*** Source data

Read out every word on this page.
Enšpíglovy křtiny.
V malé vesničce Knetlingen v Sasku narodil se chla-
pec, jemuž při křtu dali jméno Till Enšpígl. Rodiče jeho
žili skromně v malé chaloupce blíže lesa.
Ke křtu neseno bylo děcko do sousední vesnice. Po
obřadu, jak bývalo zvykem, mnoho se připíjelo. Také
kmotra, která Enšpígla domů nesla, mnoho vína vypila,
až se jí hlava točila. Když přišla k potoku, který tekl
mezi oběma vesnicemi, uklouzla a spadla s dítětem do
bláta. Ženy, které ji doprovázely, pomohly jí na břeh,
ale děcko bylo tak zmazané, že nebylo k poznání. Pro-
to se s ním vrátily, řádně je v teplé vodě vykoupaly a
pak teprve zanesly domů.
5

******
*** Source data

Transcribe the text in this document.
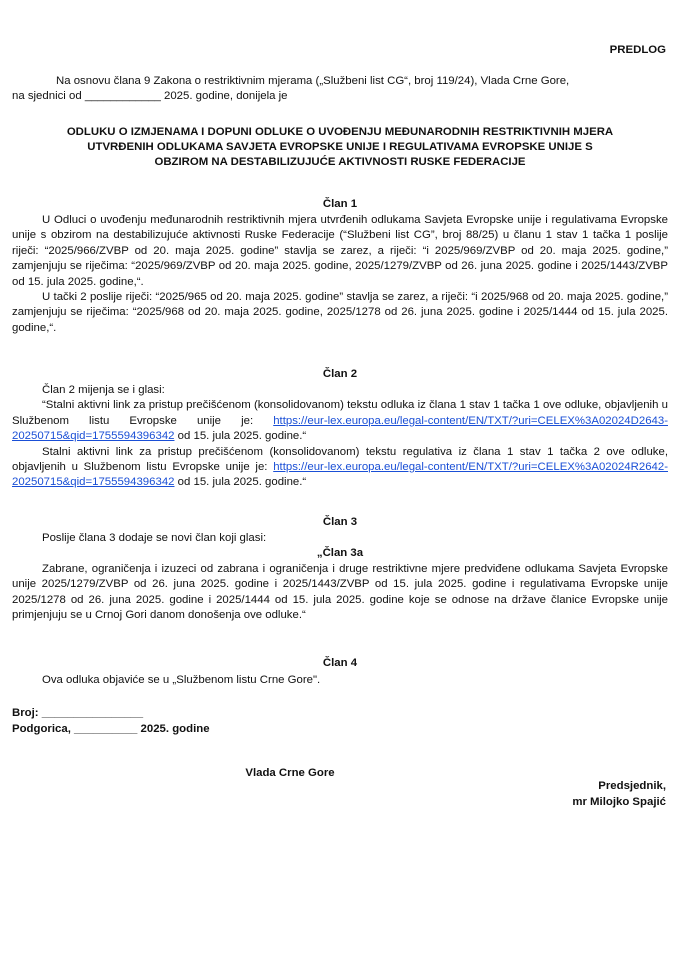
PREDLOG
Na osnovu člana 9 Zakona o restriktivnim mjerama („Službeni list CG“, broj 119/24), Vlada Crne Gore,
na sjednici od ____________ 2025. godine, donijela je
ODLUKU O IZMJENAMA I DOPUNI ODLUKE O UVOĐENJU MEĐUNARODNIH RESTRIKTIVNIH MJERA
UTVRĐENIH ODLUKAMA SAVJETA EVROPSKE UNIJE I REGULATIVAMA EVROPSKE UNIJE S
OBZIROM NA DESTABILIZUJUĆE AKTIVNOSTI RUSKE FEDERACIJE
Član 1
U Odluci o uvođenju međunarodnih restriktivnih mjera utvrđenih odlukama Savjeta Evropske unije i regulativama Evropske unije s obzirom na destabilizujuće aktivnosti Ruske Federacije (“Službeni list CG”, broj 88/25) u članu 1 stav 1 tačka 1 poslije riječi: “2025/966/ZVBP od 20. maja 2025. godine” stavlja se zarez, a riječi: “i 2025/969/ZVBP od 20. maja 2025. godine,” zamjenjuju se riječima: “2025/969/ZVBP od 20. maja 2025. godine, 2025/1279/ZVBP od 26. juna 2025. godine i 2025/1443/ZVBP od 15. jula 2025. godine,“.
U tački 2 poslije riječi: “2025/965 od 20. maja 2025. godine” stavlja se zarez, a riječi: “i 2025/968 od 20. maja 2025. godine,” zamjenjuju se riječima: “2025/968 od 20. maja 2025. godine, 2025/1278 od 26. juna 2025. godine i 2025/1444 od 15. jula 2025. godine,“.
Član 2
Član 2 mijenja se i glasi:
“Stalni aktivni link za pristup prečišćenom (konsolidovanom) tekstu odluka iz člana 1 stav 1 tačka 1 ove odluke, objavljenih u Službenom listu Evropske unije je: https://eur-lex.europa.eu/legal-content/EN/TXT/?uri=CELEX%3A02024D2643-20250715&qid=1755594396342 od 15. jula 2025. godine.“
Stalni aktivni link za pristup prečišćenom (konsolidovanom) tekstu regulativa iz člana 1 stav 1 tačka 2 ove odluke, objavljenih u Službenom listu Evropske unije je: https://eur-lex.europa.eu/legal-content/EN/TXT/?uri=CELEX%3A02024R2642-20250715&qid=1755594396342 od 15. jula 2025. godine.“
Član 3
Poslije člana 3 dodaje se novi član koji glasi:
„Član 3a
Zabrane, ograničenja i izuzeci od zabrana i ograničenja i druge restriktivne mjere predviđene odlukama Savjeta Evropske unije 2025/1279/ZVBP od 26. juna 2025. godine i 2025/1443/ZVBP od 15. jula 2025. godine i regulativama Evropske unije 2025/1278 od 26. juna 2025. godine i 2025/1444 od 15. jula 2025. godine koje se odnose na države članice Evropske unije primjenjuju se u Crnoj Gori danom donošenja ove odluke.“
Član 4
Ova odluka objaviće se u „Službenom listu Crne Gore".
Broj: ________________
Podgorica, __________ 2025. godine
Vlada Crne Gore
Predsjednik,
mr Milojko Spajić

******
*** Source data

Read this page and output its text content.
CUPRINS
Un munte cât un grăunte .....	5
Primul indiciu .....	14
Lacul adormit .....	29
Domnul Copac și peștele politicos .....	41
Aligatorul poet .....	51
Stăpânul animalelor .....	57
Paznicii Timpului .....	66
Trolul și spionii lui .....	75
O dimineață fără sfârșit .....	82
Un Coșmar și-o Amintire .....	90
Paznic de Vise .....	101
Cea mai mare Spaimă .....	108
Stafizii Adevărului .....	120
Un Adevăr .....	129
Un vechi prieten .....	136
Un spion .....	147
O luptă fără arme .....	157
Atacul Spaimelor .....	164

******

• _Exercise directions_: Pull every line holding "křtu" out of the records.

• _Full answer_:
pec, jemuž při křtu dali jméno Till Enšpígl. Rodiče jeho
Ke křtu neseno bylo děcko do sousední vesnice. Po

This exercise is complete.